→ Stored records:

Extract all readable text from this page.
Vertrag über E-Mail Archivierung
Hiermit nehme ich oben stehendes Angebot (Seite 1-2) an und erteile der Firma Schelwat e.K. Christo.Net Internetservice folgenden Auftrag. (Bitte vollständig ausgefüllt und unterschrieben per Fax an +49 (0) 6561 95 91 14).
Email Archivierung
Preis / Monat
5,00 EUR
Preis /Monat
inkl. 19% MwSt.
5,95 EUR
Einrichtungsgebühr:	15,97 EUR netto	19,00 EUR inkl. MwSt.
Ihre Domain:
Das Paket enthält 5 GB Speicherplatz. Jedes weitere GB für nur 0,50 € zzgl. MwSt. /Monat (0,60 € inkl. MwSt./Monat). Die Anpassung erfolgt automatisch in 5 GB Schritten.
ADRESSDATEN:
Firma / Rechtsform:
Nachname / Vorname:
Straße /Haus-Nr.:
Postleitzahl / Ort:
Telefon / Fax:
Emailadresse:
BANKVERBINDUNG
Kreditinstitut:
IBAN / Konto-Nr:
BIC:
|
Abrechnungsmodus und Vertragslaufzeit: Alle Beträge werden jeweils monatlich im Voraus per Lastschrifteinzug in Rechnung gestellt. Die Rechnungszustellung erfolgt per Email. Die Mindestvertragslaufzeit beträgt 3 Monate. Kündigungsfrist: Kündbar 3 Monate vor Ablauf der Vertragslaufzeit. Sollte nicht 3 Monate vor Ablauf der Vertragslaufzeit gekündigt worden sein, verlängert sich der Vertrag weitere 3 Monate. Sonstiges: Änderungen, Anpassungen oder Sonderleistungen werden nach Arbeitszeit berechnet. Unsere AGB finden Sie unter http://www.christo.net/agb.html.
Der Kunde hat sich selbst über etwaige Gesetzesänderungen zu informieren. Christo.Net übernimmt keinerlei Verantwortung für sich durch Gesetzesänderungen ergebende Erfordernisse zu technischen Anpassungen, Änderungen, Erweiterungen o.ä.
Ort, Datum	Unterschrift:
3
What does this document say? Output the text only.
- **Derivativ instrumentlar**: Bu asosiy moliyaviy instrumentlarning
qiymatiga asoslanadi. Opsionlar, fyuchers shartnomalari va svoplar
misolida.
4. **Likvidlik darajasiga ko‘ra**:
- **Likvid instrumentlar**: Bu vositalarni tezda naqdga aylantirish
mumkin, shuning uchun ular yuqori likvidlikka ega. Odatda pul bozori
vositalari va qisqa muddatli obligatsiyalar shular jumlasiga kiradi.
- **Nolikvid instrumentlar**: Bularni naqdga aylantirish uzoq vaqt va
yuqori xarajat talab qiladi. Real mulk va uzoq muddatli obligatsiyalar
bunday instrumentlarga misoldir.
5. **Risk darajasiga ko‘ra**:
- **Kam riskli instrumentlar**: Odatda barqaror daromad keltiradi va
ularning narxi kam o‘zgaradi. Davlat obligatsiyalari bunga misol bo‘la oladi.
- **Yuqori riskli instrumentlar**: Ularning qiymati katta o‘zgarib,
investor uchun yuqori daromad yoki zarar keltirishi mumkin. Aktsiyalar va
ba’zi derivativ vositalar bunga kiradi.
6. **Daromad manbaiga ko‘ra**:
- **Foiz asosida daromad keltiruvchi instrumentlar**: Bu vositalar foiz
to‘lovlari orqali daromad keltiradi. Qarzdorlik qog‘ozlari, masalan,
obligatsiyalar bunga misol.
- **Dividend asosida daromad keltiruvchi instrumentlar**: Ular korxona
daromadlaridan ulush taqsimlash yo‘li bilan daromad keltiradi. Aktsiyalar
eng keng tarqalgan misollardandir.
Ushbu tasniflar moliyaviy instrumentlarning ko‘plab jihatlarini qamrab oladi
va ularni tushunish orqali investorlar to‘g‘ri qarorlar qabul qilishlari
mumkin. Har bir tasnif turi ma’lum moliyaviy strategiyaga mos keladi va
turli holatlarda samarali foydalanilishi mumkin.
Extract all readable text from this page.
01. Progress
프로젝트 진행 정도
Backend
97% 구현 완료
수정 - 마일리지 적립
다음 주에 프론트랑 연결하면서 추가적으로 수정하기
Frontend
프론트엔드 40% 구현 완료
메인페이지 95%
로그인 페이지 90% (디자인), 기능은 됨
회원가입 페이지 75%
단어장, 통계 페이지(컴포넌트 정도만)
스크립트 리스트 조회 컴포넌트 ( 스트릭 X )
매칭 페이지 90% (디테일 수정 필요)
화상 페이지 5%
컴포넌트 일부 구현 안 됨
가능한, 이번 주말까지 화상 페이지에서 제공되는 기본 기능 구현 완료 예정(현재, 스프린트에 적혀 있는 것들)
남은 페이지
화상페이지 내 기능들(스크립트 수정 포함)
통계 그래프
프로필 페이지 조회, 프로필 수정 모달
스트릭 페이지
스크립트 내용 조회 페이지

→ GIVEN EXERCISE: Return only those lines of the records that contain the string "mumkin".

→ SOLUTION TO THE EXERCISE:
mumkin, shuning uchun ular yuqori likvidlikka ega. Odatda pul bozori
investor uchun yuqori daromad yoki zarar keltirishi mumkin. Aktsiyalar va
mumkin. Har bir tasnif turi ma’lum moliyaviy strategiyaga mos keladi va
turli holatlarda samarali foydalanilishi mumkin.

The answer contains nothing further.